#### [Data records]
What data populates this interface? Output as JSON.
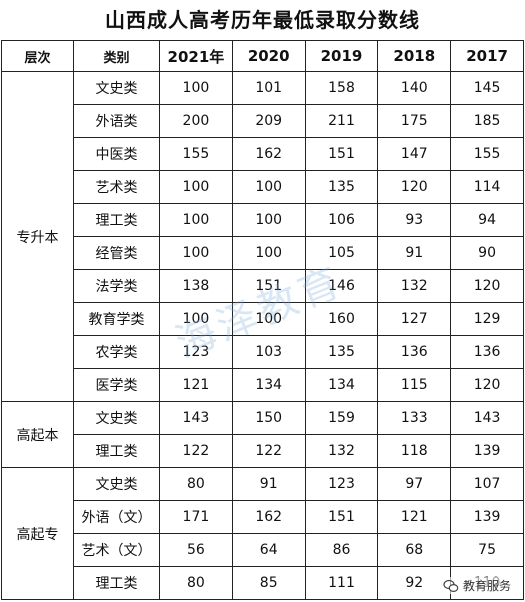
{
  "title": "山西成人高考历年最低录取分数线",
  "headers": {
    "level": "层次",
    "category": "类别",
    "years": [
      "2021年",
      "2020",
      "2019",
      "2018",
      "2017"
    ]
  },
  "groups": [
    {
      "level": "专升本",
      "rows": [
        {
          "category": "文史类",
          "scores": [
            "100",
            "101",
            "158",
            "140",
            "145"
          ]
        },
        {
          "category": "外语类",
          "scores": [
            "200",
            "209",
            "211",
            "175",
            "185"
          ]
        },
        {
          "category": "中医类",
          "scores": [
            "155",
            "162",
            "151",
            "147",
            "155"
          ]
        },
        {
          "category": "艺术类",
          "scores": [
            "100",
            "100",
            "135",
            "120",
            "114"
          ]
        },
        {
          "category": "理工类",
          "scores": [
            "100",
            "100",
            "106",
            "93",
            "94"
          ]
        },
        {
          "category": "经管类",
          "scores": [
            "100",
            "100",
            "105",
            "91",
            "90"
          ]
        },
        {
          "category": "法学类",
          "scores": [
            "138",
            "151",
            "146",
            "132",
            "120"
          ]
        },
        {
          "category": "教育学类",
          "scores": [
            "100",
            "100",
            "160",
            "127",
            "129"
          ]
        },
        {
          "category": "农学类",
          "scores": [
            "123",
            "103",
            "135",
            "136",
            "136"
          ]
        },
        {
          "category": "医学类",
          "scores": [
            "121",
            "134",
            "134",
            "115",
            "120"
          ]
        }
      ]
    },
    {
      "level": "高起本",
      "rows": [
        {
          "category": "文史类",
          "scores": [
            "143",
            "150",
            "159",
            "133",
            "143"
          ]
        },
        {
          "category": "理工类",
          "scores": [
            "122",
            "122",
            "132",
            "118",
            "139"
          ]
        }
      ]
    },
    {
      "level": "高起专",
      "rows": [
        {
          "category": "文史类",
          "scores": [
            "80",
            "91",
            "123",
            "97",
            "107"
          ]
        },
        {
          "category": "外语（文）",
          "scores": [
            "171",
            "162",
            "151",
            "121",
            "139"
          ]
        },
        {
          "category": "艺术（文）",
          "scores": [
            "56",
            "64",
            "86",
            "68",
            "75"
          ]
        },
        {
          "category": "理工类",
          "scores": [
            "80",
            "85",
            "111",
            "92",
            "110"
          ]
        }
      ]
    }
  ],
  "watermark": "海泽教育",
  "brand": "教育服务",
  "colors": {
    "watermark": "#78aadc",
    "border": "#222222"
  }
}
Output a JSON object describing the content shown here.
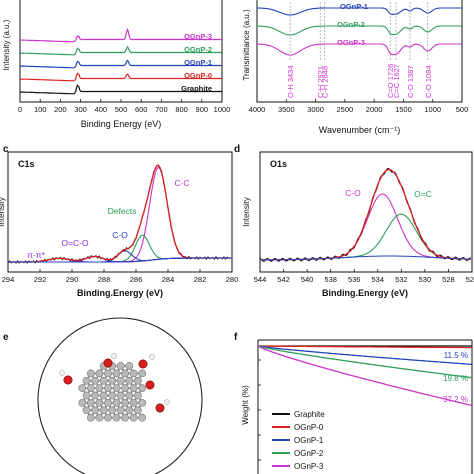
{
  "chart_data": [
    {
      "panel": "a",
      "type": "line",
      "xlabel": "Binding Energy (eV)",
      "ylabel": "Intensity (a.u.)",
      "xticks": [
        "0",
        "100",
        "200",
        "300",
        "400",
        "500",
        "600",
        "700",
        "800",
        "900",
        "1000"
      ],
      "xlim": [
        0,
        1000
      ],
      "series": [
        {
          "name": "OGnP-3",
          "color": "#cc33cc",
          "offset": 5,
          "peaks": [
            {
              "x": 285,
              "h": 0.55
            },
            {
              "x": 532,
              "h": 0.9
            }
          ]
        },
        {
          "name": "OGnP-2",
          "color": "#2e9e5b",
          "offset": 4,
          "peaks": [
            {
              "x": 285,
              "h": 0.6
            },
            {
              "x": 532,
              "h": 0.5
            }
          ]
        },
        {
          "name": "OGnP-1",
          "color": "#2244bb",
          "offset": 3,
          "peaks": [
            {
              "x": 285,
              "h": 0.6
            },
            {
              "x": 532,
              "h": 0.45
            }
          ]
        },
        {
          "name": "OGnP-0",
          "color": "#dd2222",
          "offset": 2,
          "peaks": [
            {
              "x": 285,
              "h": 0.7
            },
            {
              "x": 532,
              "h": 0.4
            }
          ]
        },
        {
          "name": "Graphite",
          "color": "#111111",
          "offset": 1,
          "peaks": [
            {
              "x": 285,
              "h": 0.8
            }
          ]
        }
      ]
    },
    {
      "panel": "b",
      "type": "line",
      "xlabel": "Wavenumber (cm⁻¹)",
      "ylabel": "Transmittance (a.u.)",
      "xticks": [
        "4000",
        "3500",
        "3000",
        "2500",
        "2000",
        "1500",
        "1000",
        "500"
      ],
      "xlim": [
        4000,
        500
      ],
      "series": [
        {
          "name": "OGnP-1",
          "color": "#2244bb"
        },
        {
          "name": "OGnP-2",
          "color": "#2e9e5b"
        },
        {
          "name": "OGnP-3",
          "color": "#cc33cc"
        }
      ],
      "annotations": [
        {
          "label": "O-H 3434",
          "x": 3434
        },
        {
          "label": "C-H 2921",
          "x": 2921
        },
        {
          "label": "C-H 2848",
          "x": 2848
        },
        {
          "label": "C=O 1726",
          "x": 1726
        },
        {
          "label": "C=C 1627",
          "x": 1627
        },
        {
          "label": "C-O 1387",
          "x": 1387
        },
        {
          "label": "C-O 1084",
          "x": 1084
        }
      ]
    },
    {
      "panel": "c",
      "type": "line",
      "title": "C1s",
      "xlabel": "Binding.Energy (eV)",
      "ylabel": "Intensity",
      "xticks": [
        "294",
        "292",
        "290",
        "288",
        "286",
        "284",
        "282",
        "280"
      ],
      "xlim": [
        294,
        280
      ],
      "components": [
        {
          "name": "C-C",
          "center": 284.6,
          "height": 1.0,
          "width": 1.0,
          "color": "#cc33cc"
        },
        {
          "name": "Defects",
          "center": 285.6,
          "height": 0.28,
          "width": 0.8,
          "color": "#2e9e5b"
        },
        {
          "name": "C-O",
          "center": 286.7,
          "height": 0.12,
          "width": 0.8,
          "color": "#2244bb"
        },
        {
          "name": "O=C-O",
          "center": 288.6,
          "height": 0.06,
          "width": 1.0,
          "color": "#8a2be2"
        },
        {
          "name": "π-π*",
          "center": 290.8,
          "height": 0.04,
          "width": 1.2,
          "color": "#8a2be2"
        }
      ]
    },
    {
      "panel": "d",
      "type": "line",
      "title": "O1s",
      "xlabel": "Binding.Energy (eV)",
      "ylabel": "Intensity",
      "xticks": [
        "544",
        "542",
        "540",
        "538",
        "536",
        "534",
        "532",
        "530",
        "528",
        "526"
      ],
      "xlim": [
        544,
        526
      ],
      "components": [
        {
          "name": "C-O",
          "center": 533.6,
          "height": 0.62,
          "width": 1.5,
          "color": "#cc33cc"
        },
        {
          "name": "O=C",
          "center": 532.0,
          "height": 0.42,
          "width": 1.5,
          "color": "#2e9e5b"
        }
      ]
    },
    {
      "panel": "f",
      "type": "line",
      "ylabel": "Weight (%)",
      "series": [
        {
          "name": "Graphite",
          "color": "#111111",
          "end_loss": 0
        },
        {
          "name": "OGnP-0",
          "color": "#dd2222",
          "end_loss": 1
        },
        {
          "name": "OGnP-1",
          "color": "#2244bb",
          "end_loss": 11.5
        },
        {
          "name": "OGnP-2",
          "color": "#2e9e5b",
          "end_loss": 19.8
        },
        {
          "name": "OGnP-3",
          "color": "#cc33cc",
          "end_loss": 37.2
        }
      ],
      "labels": [
        {
          "text": "11.5 %",
          "color": "#2244bb"
        },
        {
          "text": "19.8 %",
          "color": "#2e9e5b"
        },
        {
          "text": "37.2 %",
          "color": "#cc33cc"
        }
      ]
    }
  ],
  "panels": {
    "c": {
      "letter": "c"
    },
    "d": {
      "letter": "d"
    },
    "e": {
      "letter": "e"
    },
    "f": {
      "letter": "f"
    }
  }
}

#### [SET TASK]
Quote all the lines above exactly as given. Do not include the pictures.

#### [FINAL RESULT]
What data populates this interface? Output as JSON.
{
  "title": "山西成人高考历年最低录取分数线",
  "headers": {
    "level": "层次",
    "category": "类别",
    "years": [
      "2021年",
      "2020",
      "2019",
      "2018",
      "2017"
    ]
  },
  "groups": [
    {
      "level": "专升本",
      "rows": [
        {
          "category": "文史类",
          "scores": [
            "100",
            "101",
            "158",
            "140",
            "145"
          ]
        },
        {
          "category": "外语类",
          "scores": [
            "200",
            "209",
            "211",
            "175",
            "185"
          ]
        },
        {
          "category": "中医类",
          "scores": [
            "155",
            "162",
            "151",
            "147",
            "155"
          ]
        },
        {
          "category": "艺术类",
          "scores": [
            "100",
            "100",
            "135",
            "120",
            "114"
          ]
        },
        {
          "category": "理工类",
          "scores": [
            "100",
            "100",
            "106",
            "93",
            "94"
          ]
        },
        {
          "category": "经管类",
          "scores": [
            "100",
            "100",
            "105",
            "91",
            "90"
          ]
        },
        {
          "category": "法学类",
          "scores": [
            "138",
            "151",
            "146",
            "132",
            "120"
          ]
        },
        {
          "category": "教育学类",
          "scores": [
            "100",
            "100",
            "160",
            "127",
            "129"
          ]
        },
        {
          "category": "农学类",
          "scores": [
            "123",
            "103",
            "135",
            "136",
            "136"
          ]
        },
        {
          "category": "医学类",
          "scores": [
            "121",
            "134",
            "134",
            "115",
            "120"
          ]
        }
      ]
    },
    {
      "level": "高起本",
      "rows": [
        {
          "category": "文史类",
          "scores": [
            "143",
            "150",
            "159",
            "133",
            "143"
          ]
        },
        {
          "category": "理工类",
          "scores": [
            "122",
            "122",
            "132",
            "118",
            "139"
          ]
        }
      ]
    },
    {
      "level": "高起专",
      "rows": [
        {
          "category": "文史类",
          "scores": [
            "80",
            "91",
            "123",
            "97",
            "107"
          ]
        },
        {
          "category": "外语（文）",
          "scores": [
            "171",
            "162",
            "151",
            "121",
            "139"
          ]
        },
        {
          "category": "艺术（文）",
          "scores": [
            "56",
            "64",
            "86",
            "68",
            "75"
          ]
        },
        {
          "category": "理工类",
          "scores": [
            "80",
            "85",
            "111",
            "92",
            "110"
          ]
        }
      ]
    }
  ],
  "watermark": "海泽教育",
  "brand": "教育服务",
  "colors": {
    "watermark": "#78aadc",
    "border": "#222222"
  }
}
Output a JSON object describing the content shown here.
{
  "chart_data": [
    {
      "panel": "a",
      "type": "line",
      "xlabel": "Binding Energy (eV)",
      "ylabel": "Intensity (a.u.)",
      "xticks": [
        "0",
        "100",
        "200",
        "300",
        "400",
        "500",
        "600",
        "700",
        "800",
        "900",
        "1000"
      ],
      "xlim": [
        0,
        1000
      ],
      "series": [
        {
          "name": "OGnP-3",
          "color": "#cc33cc",
          "offset": 5,
          "peaks": [
            {
              "x": 285,
              "h": 0.55
            },
            {
              "x": 532,
              "h": 0.9
            }
          ]
        },
        {
          "name": "OGnP-2",
          "color": "#2e9e5b",
          "offset": 4,
          "peaks": [
            {
              "x": 285,
              "h": 0.6
            },
            {
              "x": 532,
              "h": 0.5
            }
          ]
        },
        {
          "name": "OGnP-1",
          "color": "#2244bb",
          "offset": 3,
          "peaks": [
            {
              "x": 285,
              "h": 0.6
            },
            {
              "x": 532,
              "h": 0.45
            }
          ]
        },
        {
          "name": "OGnP-0",
          "color": "#dd2222",
          "offset": 2,
          "peaks": [
            {
              "x": 285,
              "h": 0.7
            },
            {
              "x": 532,
              "h": 0.4
            }
          ]
        },
        {
          "name": "Graphite",
          "color": "#111111",
          "offset": 1,
          "peaks": [
            {
              "x": 285,
              "h": 0.8
            }
          ]
        }
      ]
    },
    {
      "panel": "b",
      "type": "line",
      "xlabel": "Wavenumber (cm⁻¹)",
      "ylabel": "Transmittance (a.u.)",
      "xticks": [
        "4000",
        "3500",
        "3000",
        "2500",
        "2000",
        "1500",
        "1000",
        "500"
      ],
      "xlim": [
        4000,
        500
      ],
      "series": [
        {
          "name": "OGnP-1",
          "color": "#2244bb"
        },
        {
          "name": "OGnP-2",
          "color": "#2e9e5b"
        },
        {
          "name": "OGnP-3",
          "color": "#cc33cc"
        }
      ],
      "annotations": [
        {
          "label": "O-H 3434",
          "x": 3434
        },
        {
          "label": "C-H 2921",
          "x": 2921
        },
        {
          "label": "C-H 2848",
          "x": 2848
        },
        {
          "label": "C=O 1726",
          "x": 1726
        },
        {
          "label": "C=C 1627",
          "x": 1627
        },
        {
          "label": "C-O 1387",
          "x": 1387
        },
        {
          "label": "C-O 1084",
          "x": 1084
        }
      ]
    },
    {
      "panel": "c",
      "type": "line",
      "title": "C1s",
      "xlabel": "Binding.Energy (eV)",
      "ylabel": "Intensity",
      "xticks": [
        "294",
        "292",
        "290",
        "288",
        "286",
        "284",
        "282",
        "280"
      ],
      "xlim": [
        294,
        280
      ],
      "components": [
        {
          "name": "C-C",
          "center": 284.6,
          "height": 1.0,
          "width": 1.0,
          "color": "#cc33cc"
        },
        {
          "name": "Defects",
          "center": 285.6,
          "height": 0.28,
          "width": 0.8,
          "color": "#2e9e5b"
        },
        {
          "name": "C-O",
          "center": 286.7,
          "height": 0.12,
          "width": 0.8,
          "color": "#2244bb"
        },
        {
          "name": "O=C-O",
          "center": 288.6,
          "height": 0.06,
          "width": 1.0,
          "color": "#8a2be2"
        },
        {
          "name": "π-π*",
          "center": 290.8,
          "height": 0.04,
          "width": 1.2,
          "color": "#8a2be2"
        }
      ]
    },
    {
      "panel": "d",
      "type": "line",
      "title": "O1s",
      "xlabel": "Binding.Energy (eV)",
      "ylabel": "Intensity",
      "xticks": [
        "544",
        "542",
        "540",
        "538",
        "536",
        "534",
        "532",
        "530",
        "528",
        "526"
      ],
      "xlim": [
        544,
        526
      ],
      "components": [
        {
          "name": "C-O",
          "center": 533.6,
          "height": 0.62,
          "width": 1.5,
          "color": "#cc33cc"
        },
        {
          "name": "O=C",
          "center": 532.0,
          "height": 0.42,
          "width": 1.5,
          "color": "#2e9e5b"
        }
      ]
    },
    {
      "panel": "f",
      "type": "line",
      "ylabel": "Weight (%)",
      "series": [
        {
          "name": "Graphite",
          "color": "#111111",
          "end_loss": 0
        },
        {
          "name": "OGnP-0",
          "color": "#dd2222",
          "end_loss": 1
        },
        {
          "name": "OGnP-1",
          "color": "#2244bb",
          "end_loss": 11.5
        },
        {
          "name": "OGnP-2",
          "color": "#2e9e5b",
          "end_loss": 19.8
        },
        {
          "name": "OGnP-3",
          "color": "#cc33cc",
          "end_loss": 37.2
        }
      ],
      "labels": [
        {
          "text": "11.5 %",
          "color": "#2244bb"
        },
        {
          "text": "19.8 %",
          "color": "#2e9e5b"
        },
        {
          "text": "37.2 %",
          "color": "#cc33cc"
        }
      ]
    }
  ],
  "panels": {
    "c": {
      "letter": "c"
    },
    "d": {
      "letter": "d"
    },
    "e": {
      "letter": "e"
    },
    "f": {
      "letter": "f"
    }
  }
}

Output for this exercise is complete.